TEXT EXCERPT.
"""
The blocks jumped 2 1/4-cents Tuesday, to $1.5825, and the barrels were up 1 3/4-cents, hitting $1.51, highest since Sept. 10, and reduced the spread to 7 1/4-cents.

Midwestern cheesemakers continue to report seasonally quiet orders, according to Dairy Market News, and some expect the lull to continue through the month. Contacts relay that their milk suppliers, smaller dairy farms, experienced barn collapses due to excess snow buildup. Cows on those farms were being relocated but milk remains available.

Western cheese production is active as parts of the region have increasing milk output. Inventories are heavy. Demand is strong from domestic retail and a few export channels.

Cash butter closed Friday at $2.28 per pound, up 1 1/4-cents on the week and 7 cents above a year ago.

The butter was up a half-cent Monday and gave it back Tuesday.

Midwest churns remain very active and cream continues to roll in, including additional loads from the West. Butter inventories are building.

Western cream supplies are solid but not overbearing. Cream items production for the upcoming holiday is picking up.

Grade A nonfat dry milk closed Friday at 96 3/4-cents per pound, down three quarter-cents on the week but 27 3/4-cents above a year ago.

The powder was unchanged Monday and backed down a half-cent Tuesday, to 96 1/4-cents per pound.

The now one year old spot dry whey market closed last week at 32 cents per pound, down 2 cents on the week but 2 3/4-cents above a year ago.
"""
PROVIDED DATA.
"""
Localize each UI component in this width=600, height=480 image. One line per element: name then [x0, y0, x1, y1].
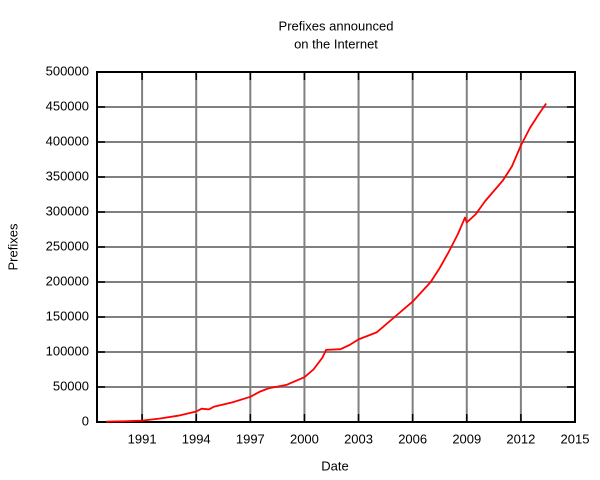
"""
TO-DO LIST.
1. Repeat the part of the dairy market report that begins at the words "Cash butter closed" and stops after the words "1/4-cents per pound.".
2. Answer these questions using the dairy market report:
(a) What price did the barrels reach on Tuesday?
(b) What caused barn collapses on some smaller dairy farms?
(c) At what price per pound did Grade A nonfat dry milk close on Friday?
3. Resume the dairy market report, starting after its last sentence.
The data plays no part in this work.

ANSWER LIST.
1.
Cash butter closed Friday at $2.28 per pound, up 1 1/4-cents on the week and 7 cents above a year ago.

The butter was up a half-cent Monday and gave it back Tuesday.

Midwest churns remain very active and cream continues to roll in, including additional loads from the West. Butter inventories are building.

Western cream supplies are solid but not overbearing. Cream items production for the upcoming holiday is picking up.

Grade A nonfat dry milk closed Friday at 96 3/4-cents per pound, down three quarter-cents on the week but 27 3/4-cents above a year ago.

The powder was unchanged Monday and backed down a half-cent Tuesday, to 96 1/4-cents per pound.

2.
(a) $1.51
(b) Excess snow buildup
(c) 96 3/4-cents per pound

3.
Monday’s whey dropped 2 cents and inched back up a half-cent Tuesday, to 30 1/2-cents per pound.

February milk up

Continued gains in milk per cow nudged February milk production slightly above February 2018. Preliminary USDA data in the top 23 producing states shows output at 16.0 billion pounds, up 0.6% from 2018 but that compares to a 1.3 gain in January. Output in the 50-state total was at 17.0 billion pounds, up just 0.2%.

Revisions reduced the initial 23-state January estimate by 7 million pounds, putting it at 17.5 billion pounds, up 1.3% from 2018.

February cow numbers in the 50 states totaled 9.36 million head, unchanged from January but down 77,000 from a year ago, eighth time that cow numbers were below a year ago since May 2016.

Output per cow averaged 1,818 pounds, up 19 pounds from February 2018 and the 40th consecutive month of gain.

California output was up just 0.1% from a year ago, thanks to a 10-pound gain per cow outweighing 8,000 fewer cows. Wisconsin was up 1.5% on a 35-pound gain per cow but cow numbers were down 5,000 head.

Idaho was up 2.1%, thanks to 8,000 more cows and a 15-pound gain per cow. New York was up 2.8%, on a 45-pound gain per cow and 2,000 more cows. Pennsylvania was down for the 12th consecutive month, dropping 6.0% on 25,000 fewer cows and 20 pounds less per cow.

Minnesota was up 1.6%, on a 45-pound gain per cow offsetting 5,000 fewer cows.

Michigan was up 1.0% on a 35-pound gain per cow offsetting 3,000 fewer cows. New Mexico was down 3.9%, on a 5-pound drop per cow and 12,000 fewer cows milked. Texas posted a 7.7% gain on the books, thanks to 70 pounds more per cow and 20,000 more cows milked.

Vermont was up 1.0%, on a 40-pound per cow increase offsetting 2,000 fewer cows milked. Florida was down 6.2% on 8,000 fewer cows though output per cow was up 5 pounds.

Washington state was unchanged despite a 20-pound drop per cow where uncharacteristically bitter cold weather and winds took a huge toll on dairies. Cow numbers were down 3,000 from a year ago.

GDT up 1.9%

Tuesday’s Global Dairy Trade auction saw gain for the eighth consecutive session. The weighted average of products offered was up 1.9%, following the 3.3% jump on March 5. Sellers brought 47.9 million pounds of product to the market, down from 52.8 million on March 5 and the smallest total since June 19.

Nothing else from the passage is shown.